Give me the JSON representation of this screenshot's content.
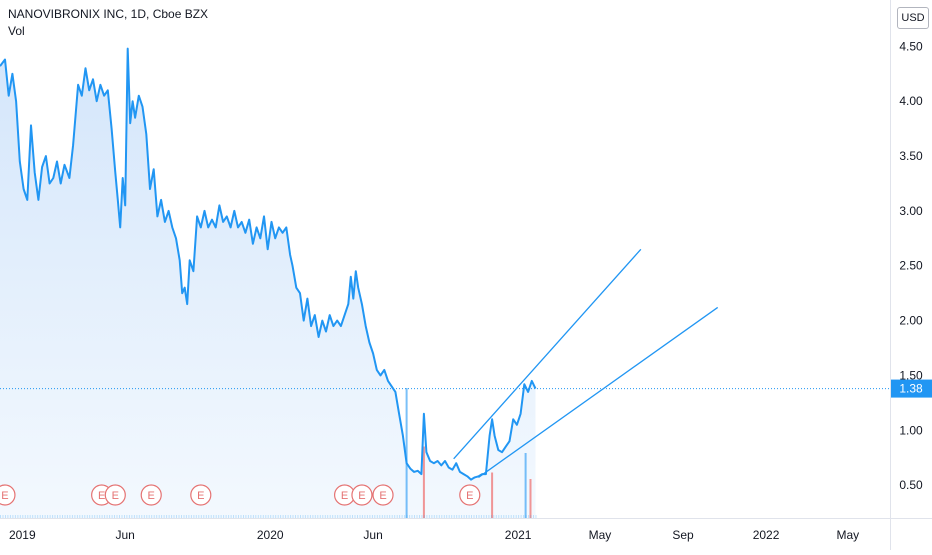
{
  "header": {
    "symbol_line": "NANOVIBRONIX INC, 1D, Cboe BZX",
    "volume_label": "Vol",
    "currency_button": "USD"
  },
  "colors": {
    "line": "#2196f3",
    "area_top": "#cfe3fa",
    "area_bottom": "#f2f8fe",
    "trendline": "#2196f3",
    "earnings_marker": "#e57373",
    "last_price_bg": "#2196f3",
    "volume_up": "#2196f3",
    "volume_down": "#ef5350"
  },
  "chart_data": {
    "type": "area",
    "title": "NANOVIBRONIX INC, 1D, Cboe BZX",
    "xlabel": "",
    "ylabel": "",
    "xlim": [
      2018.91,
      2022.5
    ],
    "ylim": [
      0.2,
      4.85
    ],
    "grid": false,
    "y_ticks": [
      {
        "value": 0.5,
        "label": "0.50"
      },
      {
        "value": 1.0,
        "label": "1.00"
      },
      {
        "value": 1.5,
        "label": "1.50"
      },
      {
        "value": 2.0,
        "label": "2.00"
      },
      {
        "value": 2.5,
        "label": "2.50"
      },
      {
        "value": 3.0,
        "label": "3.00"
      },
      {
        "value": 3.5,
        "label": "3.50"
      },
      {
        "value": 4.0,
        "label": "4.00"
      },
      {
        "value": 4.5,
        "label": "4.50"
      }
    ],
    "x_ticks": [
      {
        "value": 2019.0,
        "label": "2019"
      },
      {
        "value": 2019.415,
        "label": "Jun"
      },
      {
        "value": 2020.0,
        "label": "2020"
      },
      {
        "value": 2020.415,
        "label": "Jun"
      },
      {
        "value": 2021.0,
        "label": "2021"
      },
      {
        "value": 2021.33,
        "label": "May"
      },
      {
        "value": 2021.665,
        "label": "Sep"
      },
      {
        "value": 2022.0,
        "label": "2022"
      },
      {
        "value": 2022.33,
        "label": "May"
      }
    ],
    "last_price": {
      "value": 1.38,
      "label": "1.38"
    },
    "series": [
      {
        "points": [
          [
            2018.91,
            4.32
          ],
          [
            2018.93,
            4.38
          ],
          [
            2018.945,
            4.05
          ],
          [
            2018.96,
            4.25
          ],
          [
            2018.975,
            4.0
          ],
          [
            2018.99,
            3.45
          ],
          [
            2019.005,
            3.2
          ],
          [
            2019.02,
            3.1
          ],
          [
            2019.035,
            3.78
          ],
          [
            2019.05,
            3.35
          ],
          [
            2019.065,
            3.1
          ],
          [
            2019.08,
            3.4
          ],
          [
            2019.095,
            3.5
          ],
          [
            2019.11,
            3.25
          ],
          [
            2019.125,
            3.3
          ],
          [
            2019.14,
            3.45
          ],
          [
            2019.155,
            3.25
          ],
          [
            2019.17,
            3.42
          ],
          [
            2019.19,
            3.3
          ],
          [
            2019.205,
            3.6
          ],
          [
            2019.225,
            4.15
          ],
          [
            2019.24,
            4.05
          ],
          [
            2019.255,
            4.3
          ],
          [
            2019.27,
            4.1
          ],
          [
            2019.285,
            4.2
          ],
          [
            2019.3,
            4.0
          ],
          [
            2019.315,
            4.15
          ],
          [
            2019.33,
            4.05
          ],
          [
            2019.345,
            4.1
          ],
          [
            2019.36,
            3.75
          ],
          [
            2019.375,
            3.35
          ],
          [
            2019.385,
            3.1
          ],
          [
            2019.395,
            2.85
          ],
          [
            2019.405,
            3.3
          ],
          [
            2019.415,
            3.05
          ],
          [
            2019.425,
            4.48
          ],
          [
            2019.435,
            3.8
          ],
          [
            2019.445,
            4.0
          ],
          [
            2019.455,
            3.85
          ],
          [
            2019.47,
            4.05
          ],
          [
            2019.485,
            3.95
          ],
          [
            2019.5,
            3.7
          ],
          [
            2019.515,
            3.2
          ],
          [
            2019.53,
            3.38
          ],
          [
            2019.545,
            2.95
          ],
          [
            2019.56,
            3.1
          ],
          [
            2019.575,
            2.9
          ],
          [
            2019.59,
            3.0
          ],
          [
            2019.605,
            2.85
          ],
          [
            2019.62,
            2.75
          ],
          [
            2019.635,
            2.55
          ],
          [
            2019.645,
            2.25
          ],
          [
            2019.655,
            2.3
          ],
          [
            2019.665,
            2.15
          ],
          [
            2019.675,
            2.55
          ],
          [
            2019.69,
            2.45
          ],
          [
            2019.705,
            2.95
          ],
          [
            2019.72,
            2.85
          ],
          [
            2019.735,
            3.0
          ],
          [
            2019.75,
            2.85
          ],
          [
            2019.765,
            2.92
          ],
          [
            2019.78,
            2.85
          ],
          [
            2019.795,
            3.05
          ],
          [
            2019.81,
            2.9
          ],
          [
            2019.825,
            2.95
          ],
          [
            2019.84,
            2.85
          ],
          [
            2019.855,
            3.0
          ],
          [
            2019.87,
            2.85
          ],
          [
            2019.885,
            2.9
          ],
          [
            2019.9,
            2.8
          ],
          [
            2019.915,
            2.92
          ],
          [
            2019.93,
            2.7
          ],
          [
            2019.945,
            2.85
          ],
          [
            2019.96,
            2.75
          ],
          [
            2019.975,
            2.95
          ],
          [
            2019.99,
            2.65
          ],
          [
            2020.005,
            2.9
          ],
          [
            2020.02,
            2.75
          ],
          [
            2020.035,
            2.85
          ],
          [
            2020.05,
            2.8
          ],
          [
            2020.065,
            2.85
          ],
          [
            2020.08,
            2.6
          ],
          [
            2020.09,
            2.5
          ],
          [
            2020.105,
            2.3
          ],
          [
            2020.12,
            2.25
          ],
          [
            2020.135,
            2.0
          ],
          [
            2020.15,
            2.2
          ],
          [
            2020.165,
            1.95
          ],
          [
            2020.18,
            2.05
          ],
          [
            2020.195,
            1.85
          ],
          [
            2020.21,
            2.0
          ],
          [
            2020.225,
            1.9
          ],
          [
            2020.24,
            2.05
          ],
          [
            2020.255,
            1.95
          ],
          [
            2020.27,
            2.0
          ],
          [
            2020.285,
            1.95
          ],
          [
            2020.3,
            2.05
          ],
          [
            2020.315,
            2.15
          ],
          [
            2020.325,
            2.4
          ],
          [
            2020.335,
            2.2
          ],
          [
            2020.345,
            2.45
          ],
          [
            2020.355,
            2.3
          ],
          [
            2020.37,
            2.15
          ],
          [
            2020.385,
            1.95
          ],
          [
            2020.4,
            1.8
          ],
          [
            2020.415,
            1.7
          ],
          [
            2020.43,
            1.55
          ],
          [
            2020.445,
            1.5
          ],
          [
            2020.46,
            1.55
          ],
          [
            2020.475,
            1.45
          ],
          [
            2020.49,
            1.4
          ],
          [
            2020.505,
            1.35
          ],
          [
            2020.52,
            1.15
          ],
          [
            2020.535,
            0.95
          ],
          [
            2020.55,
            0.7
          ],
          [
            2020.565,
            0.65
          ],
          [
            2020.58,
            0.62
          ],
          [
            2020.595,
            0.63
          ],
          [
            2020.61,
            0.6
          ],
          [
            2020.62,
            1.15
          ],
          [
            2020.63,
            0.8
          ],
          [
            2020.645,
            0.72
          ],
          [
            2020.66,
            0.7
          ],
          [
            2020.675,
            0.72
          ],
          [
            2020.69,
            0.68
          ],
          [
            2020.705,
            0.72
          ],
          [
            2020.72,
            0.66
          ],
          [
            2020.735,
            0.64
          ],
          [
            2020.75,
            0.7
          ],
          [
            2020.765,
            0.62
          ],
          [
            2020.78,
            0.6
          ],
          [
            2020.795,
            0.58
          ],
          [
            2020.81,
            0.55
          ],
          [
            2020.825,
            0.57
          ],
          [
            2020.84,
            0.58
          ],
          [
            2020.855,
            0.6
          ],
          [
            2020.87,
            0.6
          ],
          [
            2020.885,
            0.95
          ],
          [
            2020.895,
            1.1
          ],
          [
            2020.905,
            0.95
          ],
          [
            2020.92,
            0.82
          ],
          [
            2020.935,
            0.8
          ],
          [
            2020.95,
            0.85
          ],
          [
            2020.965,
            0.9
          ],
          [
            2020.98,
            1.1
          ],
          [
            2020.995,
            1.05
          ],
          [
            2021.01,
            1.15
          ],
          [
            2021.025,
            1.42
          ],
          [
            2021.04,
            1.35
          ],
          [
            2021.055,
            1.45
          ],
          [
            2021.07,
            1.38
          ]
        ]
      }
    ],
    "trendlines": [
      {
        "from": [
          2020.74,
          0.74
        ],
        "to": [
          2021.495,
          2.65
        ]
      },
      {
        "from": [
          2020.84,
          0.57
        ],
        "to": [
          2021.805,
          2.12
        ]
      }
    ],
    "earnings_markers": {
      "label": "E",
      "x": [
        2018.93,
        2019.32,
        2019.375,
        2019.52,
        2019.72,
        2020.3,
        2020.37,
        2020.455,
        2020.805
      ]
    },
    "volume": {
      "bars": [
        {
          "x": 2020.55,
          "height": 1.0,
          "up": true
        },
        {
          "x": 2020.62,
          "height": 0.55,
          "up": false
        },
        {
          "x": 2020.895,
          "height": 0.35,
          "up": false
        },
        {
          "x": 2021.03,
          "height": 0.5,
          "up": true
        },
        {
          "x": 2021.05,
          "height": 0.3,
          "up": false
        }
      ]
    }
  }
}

..........

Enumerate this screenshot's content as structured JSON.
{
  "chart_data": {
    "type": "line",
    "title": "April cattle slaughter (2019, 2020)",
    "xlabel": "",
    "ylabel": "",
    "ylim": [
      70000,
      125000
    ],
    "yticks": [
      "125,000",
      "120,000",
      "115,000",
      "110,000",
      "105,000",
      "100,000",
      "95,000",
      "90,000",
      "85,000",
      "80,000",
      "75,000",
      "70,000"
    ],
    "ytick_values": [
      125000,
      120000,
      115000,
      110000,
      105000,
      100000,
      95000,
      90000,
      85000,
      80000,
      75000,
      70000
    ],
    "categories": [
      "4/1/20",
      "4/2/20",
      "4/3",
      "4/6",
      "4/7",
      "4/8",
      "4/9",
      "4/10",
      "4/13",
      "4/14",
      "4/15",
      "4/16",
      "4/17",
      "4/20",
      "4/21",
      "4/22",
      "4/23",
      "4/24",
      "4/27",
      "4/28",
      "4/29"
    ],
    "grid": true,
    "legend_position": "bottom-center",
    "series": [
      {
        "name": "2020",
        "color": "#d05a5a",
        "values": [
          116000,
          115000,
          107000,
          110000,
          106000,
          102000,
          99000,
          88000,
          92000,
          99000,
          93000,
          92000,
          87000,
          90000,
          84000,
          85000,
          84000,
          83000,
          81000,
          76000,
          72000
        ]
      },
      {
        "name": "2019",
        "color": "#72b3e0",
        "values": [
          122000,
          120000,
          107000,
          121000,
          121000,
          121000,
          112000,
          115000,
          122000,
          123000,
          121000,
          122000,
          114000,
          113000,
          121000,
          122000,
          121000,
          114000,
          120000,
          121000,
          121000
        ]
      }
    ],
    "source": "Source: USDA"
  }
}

..........

- **SET TASK**
All lines that include "Cboe" are to be gathered and copied.

- **THE COMPLETED TASK**
    "symbol_line": "NANOVIBRONIX INC, 1D, Cboe BZX",
    "title": "NANOVIBRONIX INC, 1D, Cboe BZX",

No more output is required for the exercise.